**TASK DETAILS**
Can you return every line of the material below unchanged, character for character?

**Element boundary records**

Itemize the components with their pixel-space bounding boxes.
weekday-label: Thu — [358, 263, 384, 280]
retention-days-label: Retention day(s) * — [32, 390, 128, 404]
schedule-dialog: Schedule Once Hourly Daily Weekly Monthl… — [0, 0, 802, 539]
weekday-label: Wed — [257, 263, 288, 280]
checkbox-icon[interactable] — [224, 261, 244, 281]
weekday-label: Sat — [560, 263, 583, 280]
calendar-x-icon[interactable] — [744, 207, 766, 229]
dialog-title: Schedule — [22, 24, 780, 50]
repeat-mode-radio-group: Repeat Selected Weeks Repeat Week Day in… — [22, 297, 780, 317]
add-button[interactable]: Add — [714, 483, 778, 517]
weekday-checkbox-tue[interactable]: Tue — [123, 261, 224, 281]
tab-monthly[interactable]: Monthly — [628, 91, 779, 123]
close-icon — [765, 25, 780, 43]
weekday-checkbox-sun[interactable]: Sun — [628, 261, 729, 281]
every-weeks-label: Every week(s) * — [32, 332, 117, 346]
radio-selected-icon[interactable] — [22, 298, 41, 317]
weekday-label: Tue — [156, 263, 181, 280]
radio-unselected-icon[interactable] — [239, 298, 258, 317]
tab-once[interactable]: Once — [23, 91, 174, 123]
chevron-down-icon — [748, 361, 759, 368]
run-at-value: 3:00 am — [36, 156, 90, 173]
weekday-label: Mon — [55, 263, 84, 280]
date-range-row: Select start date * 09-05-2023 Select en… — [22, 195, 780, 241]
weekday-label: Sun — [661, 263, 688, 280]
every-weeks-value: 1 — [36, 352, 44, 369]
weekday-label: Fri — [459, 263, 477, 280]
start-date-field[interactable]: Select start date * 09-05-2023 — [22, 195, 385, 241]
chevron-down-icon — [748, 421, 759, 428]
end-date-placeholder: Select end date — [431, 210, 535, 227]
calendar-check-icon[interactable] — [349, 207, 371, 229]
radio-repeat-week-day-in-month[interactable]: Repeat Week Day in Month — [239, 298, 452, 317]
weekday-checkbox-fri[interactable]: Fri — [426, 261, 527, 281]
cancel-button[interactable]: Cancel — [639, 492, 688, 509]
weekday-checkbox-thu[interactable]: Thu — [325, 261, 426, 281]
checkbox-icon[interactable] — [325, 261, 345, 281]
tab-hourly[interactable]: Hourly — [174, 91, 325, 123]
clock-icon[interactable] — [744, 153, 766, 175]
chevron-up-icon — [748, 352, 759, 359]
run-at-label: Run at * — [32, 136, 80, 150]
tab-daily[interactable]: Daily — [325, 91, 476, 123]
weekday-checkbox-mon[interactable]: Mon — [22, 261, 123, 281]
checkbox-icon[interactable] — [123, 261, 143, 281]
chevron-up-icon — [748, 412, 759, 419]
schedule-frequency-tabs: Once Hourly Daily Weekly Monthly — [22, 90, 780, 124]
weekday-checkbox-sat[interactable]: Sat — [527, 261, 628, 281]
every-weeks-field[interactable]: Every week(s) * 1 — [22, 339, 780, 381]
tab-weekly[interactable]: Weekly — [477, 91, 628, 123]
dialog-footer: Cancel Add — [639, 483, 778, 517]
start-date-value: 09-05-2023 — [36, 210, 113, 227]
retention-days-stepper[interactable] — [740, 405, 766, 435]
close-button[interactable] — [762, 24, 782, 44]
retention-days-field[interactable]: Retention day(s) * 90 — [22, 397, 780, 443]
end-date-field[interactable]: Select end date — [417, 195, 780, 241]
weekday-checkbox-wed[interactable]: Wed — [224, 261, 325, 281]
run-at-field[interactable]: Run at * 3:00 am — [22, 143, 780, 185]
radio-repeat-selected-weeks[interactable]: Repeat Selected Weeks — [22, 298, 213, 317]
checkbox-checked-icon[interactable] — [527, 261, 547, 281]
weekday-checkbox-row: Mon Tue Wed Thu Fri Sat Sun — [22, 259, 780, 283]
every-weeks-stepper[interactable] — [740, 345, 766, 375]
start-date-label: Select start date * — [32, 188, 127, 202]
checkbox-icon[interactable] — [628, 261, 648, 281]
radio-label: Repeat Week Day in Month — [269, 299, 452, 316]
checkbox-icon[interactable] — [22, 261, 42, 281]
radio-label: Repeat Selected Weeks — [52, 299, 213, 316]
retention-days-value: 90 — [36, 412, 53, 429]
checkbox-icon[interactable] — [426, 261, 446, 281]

**OUTPUT FOR THIS TASK**
Itemize the components with their pixel-space bounding boxes.
weekday-label: Thu — [358, 263, 384, 280]
retention-days-label: Retention day(s) * — [32, 390, 128, 404]
schedule-dialog: Schedule Once Hourly Daily Weekly Monthl… — [0, 0, 802, 539]
weekday-label: Wed — [257, 263, 288, 280]
checkbox-icon[interactable] — [224, 261, 244, 281]
weekday-label: Sat — [560, 263, 583, 280]
calendar-x-icon[interactable] — [744, 207, 766, 229]
dialog-title: Schedule — [22, 24, 780, 50]
repeat-mode-radio-group: Repeat Selected Weeks Repeat Week Day in… — [22, 297, 780, 317]
add-button[interactable]: Add — [714, 483, 778, 517]
weekday-checkbox-tue[interactable]: Tue — [123, 261, 224, 281]
tab-monthly[interactable]: Monthly — [628, 91, 779, 123]
close-icon — [765, 25, 780, 43]
weekday-checkbox-sun[interactable]: Sun — [628, 261, 729, 281]
every-weeks-label: Every week(s) * — [32, 332, 117, 346]
radio-selected-icon[interactable] — [22, 298, 41, 317]
weekday-label: Tue — [156, 263, 181, 280]
radio-unselected-icon[interactable] — [239, 298, 258, 317]
tab-once[interactable]: Once — [23, 91, 174, 123]
chevron-down-icon — [748, 361, 759, 368]
run-at-value: 3:00 am — [36, 156, 90, 173]
weekday-label: Mon — [55, 263, 84, 280]
date-range-row: Select start date * 09-05-2023 Select en… — [22, 195, 780, 241]
weekday-label: Sun — [661, 263, 688, 280]
every-weeks-value: 1 — [36, 352, 44, 369]
weekday-label: Fri — [459, 263, 477, 280]
start-date-field[interactable]: Select start date * 09-05-2023 — [22, 195, 385, 241]
chevron-down-icon — [748, 421, 759, 428]
end-date-placeholder: Select end date — [431, 210, 535, 227]
calendar-check-icon[interactable] — [349, 207, 371, 229]
radio-repeat-week-day-in-month[interactable]: Repeat Week Day in Month — [239, 298, 452, 317]
weekday-checkbox-fri[interactable]: Fri — [426, 261, 527, 281]
cancel-button[interactable]: Cancel — [639, 492, 688, 509]
weekday-checkbox-thu[interactable]: Thu — [325, 261, 426, 281]
checkbox-icon[interactable] — [325, 261, 345, 281]
tab-hourly[interactable]: Hourly — [174, 91, 325, 123]
clock-icon[interactable] — [744, 153, 766, 175]
chevron-up-icon — [748, 352, 759, 359]
run-at-label: Run at * — [32, 136, 80, 150]
tab-daily[interactable]: Daily — [325, 91, 476, 123]
weekday-checkbox-mon[interactable]: Mon — [22, 261, 123, 281]
checkbox-icon[interactable] — [123, 261, 143, 281]
chevron-up-icon — [748, 412, 759, 419]
schedule-frequency-tabs: Once Hourly Daily Weekly Monthly — [22, 90, 780, 124]
weekday-checkbox-sat[interactable]: Sat — [527, 261, 628, 281]
every-weeks-field[interactable]: Every week(s) * 1 — [22, 339, 780, 381]
tab-weekly[interactable]: Weekly — [477, 91, 628, 123]
dialog-footer: Cancel Add — [639, 483, 778, 517]
start-date-value: 09-05-2023 — [36, 210, 113, 227]
retention-days-stepper[interactable] — [740, 405, 766, 435]
close-button[interactable] — [762, 24, 782, 44]
retention-days-field[interactable]: Retention day(s) * 90 — [22, 397, 780, 443]
end-date-field[interactable]: Select end date — [417, 195, 780, 241]
weekday-checkbox-wed[interactable]: Wed — [224, 261, 325, 281]
run-at-field[interactable]: Run at * 3:00 am — [22, 143, 780, 185]
radio-repeat-selected-weeks[interactable]: Repeat Selected Weeks — [22, 298, 213, 317]
checkbox-checked-icon[interactable] — [527, 261, 547, 281]
weekday-checkbox-row: Mon Tue Wed Thu Fri Sat Sun — [22, 259, 780, 283]
every-weeks-stepper[interactable] — [740, 345, 766, 375]
start-date-label: Select start date * — [32, 188, 127, 202]
checkbox-icon[interactable] — [628, 261, 648, 281]
radio-label: Repeat Week Day in Month — [269, 299, 452, 316]
checkbox-icon[interactable] — [22, 261, 42, 281]
radio-label: Repeat Selected Weeks — [52, 299, 213, 316]
retention-days-value: 90 — [36, 412, 53, 429]
checkbox-icon[interactable] — [426, 261, 446, 281]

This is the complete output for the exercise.